- Task brief -
Reproduce all lines of the listing below in which the word "JSON" occurs.

- Records to use -
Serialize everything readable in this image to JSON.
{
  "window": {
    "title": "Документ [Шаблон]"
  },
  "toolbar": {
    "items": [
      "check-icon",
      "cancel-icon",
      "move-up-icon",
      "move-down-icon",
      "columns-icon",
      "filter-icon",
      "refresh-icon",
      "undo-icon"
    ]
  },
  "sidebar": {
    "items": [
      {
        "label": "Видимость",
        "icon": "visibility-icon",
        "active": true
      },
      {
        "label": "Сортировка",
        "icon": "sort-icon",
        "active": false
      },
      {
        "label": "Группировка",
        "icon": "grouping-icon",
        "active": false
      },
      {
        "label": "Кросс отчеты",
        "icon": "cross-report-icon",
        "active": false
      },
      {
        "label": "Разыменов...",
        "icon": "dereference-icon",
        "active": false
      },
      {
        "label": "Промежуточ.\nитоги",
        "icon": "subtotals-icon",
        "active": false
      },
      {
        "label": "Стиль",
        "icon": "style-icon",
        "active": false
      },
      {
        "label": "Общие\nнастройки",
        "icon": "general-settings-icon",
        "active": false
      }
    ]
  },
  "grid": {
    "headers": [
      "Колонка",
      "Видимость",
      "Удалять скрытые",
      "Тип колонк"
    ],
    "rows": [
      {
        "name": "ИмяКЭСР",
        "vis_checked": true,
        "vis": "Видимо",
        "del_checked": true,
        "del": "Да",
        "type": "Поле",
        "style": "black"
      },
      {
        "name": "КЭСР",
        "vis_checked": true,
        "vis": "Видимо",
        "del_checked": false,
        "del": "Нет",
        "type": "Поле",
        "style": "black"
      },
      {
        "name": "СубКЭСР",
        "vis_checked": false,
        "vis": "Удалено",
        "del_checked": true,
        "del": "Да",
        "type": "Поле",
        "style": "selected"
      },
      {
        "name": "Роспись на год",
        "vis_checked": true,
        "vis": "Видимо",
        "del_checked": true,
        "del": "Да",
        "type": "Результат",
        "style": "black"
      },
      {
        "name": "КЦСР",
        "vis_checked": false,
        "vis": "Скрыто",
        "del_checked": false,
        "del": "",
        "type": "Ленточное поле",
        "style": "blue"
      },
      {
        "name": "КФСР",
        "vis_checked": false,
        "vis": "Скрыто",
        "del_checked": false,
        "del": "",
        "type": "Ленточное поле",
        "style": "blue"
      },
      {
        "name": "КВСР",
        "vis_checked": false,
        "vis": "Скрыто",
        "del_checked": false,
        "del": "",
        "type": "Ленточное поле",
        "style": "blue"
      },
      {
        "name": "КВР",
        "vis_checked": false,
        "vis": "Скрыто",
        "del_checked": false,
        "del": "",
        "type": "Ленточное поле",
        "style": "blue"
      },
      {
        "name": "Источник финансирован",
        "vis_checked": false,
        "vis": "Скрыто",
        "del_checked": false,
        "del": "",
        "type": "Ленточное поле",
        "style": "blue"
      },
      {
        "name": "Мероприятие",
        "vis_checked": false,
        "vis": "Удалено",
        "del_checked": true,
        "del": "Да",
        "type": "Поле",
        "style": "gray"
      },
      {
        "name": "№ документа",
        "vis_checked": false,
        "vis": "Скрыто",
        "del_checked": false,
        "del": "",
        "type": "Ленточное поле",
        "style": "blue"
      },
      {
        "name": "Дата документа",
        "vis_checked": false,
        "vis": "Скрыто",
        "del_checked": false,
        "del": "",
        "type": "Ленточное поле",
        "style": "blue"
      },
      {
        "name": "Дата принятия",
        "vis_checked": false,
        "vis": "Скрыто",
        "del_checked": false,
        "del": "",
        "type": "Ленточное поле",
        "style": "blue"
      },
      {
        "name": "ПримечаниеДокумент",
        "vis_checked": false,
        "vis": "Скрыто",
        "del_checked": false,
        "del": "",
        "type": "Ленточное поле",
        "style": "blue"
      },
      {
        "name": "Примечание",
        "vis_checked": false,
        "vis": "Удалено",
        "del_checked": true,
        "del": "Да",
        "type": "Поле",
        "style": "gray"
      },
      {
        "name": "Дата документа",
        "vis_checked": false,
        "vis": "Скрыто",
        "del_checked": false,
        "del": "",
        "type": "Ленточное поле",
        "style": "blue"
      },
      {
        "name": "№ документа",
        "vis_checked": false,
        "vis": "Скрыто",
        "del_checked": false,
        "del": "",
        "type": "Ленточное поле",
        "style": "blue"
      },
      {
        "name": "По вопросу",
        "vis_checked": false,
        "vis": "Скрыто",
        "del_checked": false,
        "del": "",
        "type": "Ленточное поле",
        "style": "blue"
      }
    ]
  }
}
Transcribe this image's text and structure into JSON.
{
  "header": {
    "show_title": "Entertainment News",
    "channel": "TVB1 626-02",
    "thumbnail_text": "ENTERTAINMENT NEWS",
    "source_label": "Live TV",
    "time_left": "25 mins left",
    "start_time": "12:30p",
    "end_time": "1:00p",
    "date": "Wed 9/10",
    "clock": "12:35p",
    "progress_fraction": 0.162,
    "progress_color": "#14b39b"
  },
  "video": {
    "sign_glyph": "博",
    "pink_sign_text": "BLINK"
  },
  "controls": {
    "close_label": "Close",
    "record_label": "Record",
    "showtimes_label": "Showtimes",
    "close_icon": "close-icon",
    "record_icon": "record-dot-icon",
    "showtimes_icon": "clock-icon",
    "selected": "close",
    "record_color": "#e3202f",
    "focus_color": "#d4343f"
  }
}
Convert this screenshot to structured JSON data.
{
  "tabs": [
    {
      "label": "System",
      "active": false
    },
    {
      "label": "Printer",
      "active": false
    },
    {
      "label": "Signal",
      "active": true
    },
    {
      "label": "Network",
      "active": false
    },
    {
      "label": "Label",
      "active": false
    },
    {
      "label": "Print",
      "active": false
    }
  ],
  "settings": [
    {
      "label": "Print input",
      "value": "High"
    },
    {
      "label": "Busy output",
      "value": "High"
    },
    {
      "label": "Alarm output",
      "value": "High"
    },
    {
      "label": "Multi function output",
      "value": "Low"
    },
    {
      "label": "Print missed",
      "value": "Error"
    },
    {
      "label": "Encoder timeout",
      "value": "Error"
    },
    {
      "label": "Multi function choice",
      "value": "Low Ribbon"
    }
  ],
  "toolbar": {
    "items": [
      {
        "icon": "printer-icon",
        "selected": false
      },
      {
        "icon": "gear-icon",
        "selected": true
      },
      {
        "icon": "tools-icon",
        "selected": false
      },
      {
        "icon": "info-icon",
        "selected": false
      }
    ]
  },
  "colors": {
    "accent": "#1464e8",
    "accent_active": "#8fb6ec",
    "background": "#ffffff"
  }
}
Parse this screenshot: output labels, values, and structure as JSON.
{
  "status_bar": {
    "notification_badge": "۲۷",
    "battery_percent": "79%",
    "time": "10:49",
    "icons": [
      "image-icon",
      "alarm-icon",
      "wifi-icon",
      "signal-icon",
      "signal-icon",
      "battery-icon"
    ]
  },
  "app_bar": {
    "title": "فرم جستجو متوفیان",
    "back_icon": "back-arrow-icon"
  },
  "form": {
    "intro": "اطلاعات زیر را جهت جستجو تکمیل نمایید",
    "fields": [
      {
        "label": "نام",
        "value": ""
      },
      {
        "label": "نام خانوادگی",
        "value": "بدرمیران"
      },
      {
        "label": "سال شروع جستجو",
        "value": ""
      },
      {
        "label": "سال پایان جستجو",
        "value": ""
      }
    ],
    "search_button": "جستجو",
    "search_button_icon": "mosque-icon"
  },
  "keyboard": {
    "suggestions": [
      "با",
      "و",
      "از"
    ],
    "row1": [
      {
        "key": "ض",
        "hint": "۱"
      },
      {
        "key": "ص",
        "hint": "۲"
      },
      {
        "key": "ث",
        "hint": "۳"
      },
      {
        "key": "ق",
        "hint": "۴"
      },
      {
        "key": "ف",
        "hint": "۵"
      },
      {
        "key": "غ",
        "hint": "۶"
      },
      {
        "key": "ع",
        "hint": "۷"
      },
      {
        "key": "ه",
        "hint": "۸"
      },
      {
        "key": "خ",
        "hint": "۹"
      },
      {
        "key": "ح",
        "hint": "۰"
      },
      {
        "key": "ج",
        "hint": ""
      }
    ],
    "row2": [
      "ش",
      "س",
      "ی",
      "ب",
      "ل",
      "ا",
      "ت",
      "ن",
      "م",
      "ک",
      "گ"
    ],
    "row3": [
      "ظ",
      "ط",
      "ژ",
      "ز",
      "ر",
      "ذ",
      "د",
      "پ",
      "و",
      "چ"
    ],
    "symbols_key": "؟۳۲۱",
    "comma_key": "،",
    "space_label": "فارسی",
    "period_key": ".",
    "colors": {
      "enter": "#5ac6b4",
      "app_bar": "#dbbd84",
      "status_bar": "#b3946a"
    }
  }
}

- Finished exercise -
Serialize everything readable in this image to JSON.
Transcribe this image's text and structure into JSON.
Convert this screenshot to structured JSON data.
Parse this screenshot: output labels, values, and structure as JSON.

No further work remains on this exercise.